■ **TASK BRIEF**
Copy the entries below exactly. Images do not belong in the copy.
• • • • • • •
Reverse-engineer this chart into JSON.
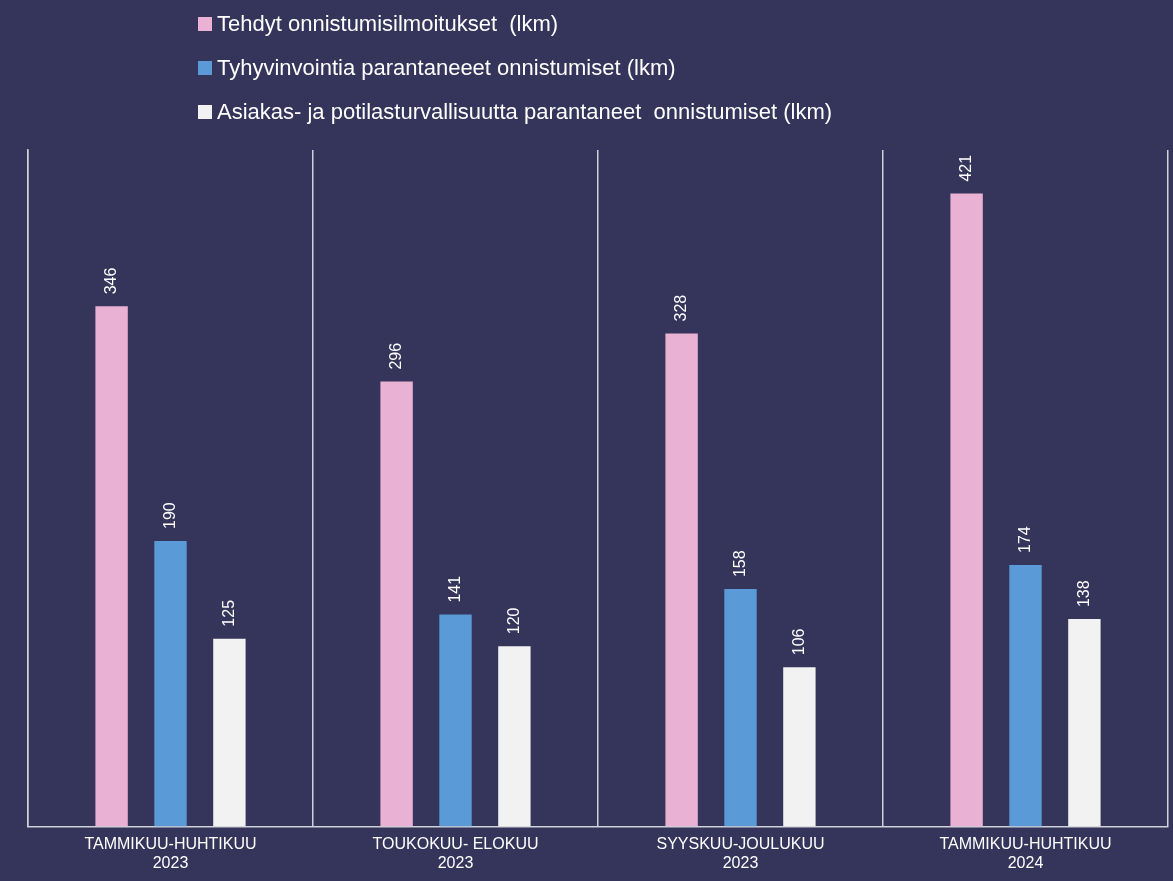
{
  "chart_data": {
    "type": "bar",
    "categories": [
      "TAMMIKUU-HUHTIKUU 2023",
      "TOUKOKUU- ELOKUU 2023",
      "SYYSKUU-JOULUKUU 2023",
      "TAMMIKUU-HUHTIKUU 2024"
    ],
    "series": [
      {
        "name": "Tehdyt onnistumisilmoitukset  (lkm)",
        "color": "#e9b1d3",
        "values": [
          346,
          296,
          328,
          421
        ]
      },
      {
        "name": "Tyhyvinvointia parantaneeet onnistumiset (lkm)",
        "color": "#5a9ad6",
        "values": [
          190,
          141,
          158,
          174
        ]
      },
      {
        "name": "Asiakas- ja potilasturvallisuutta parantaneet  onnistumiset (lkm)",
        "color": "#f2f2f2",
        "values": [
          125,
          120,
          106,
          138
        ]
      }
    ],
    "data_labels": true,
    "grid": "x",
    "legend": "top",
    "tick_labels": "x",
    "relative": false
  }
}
• • • • • • •
■ **OUTPUT OF THE TASK**
Reverse-engineer this chart into JSON.
{
  "chart_data": {
    "type": "bar",
    "categories": [
      "TAMMIKUU-HUHTIKUU 2023",
      "TOUKOKUU- ELOKUU 2023",
      "SYYSKUU-JOULUKUU 2023",
      "TAMMIKUU-HUHTIKUU 2024"
    ],
    "series": [
      {
        "name": "Tehdyt onnistumisilmoitukset  (lkm)",
        "color": "#e9b1d3",
        "values": [
          346,
          296,
          328,
          421
        ]
      },
      {
        "name": "Tyhyvinvointia parantaneeet onnistumiset (lkm)",
        "color": "#5a9ad6",
        "values": [
          190,
          141,
          158,
          174
        ]
      },
      {
        "name": "Asiakas- ja potilasturvallisuutta parantaneet  onnistumiset (lkm)",
        "color": "#f2f2f2",
        "values": [
          125,
          120,
          106,
          138
        ]
      }
    ],
    "data_labels": true,
    "grid": "x",
    "legend": "top",
    "tick_labels": "x",
    "relative": false
  }
}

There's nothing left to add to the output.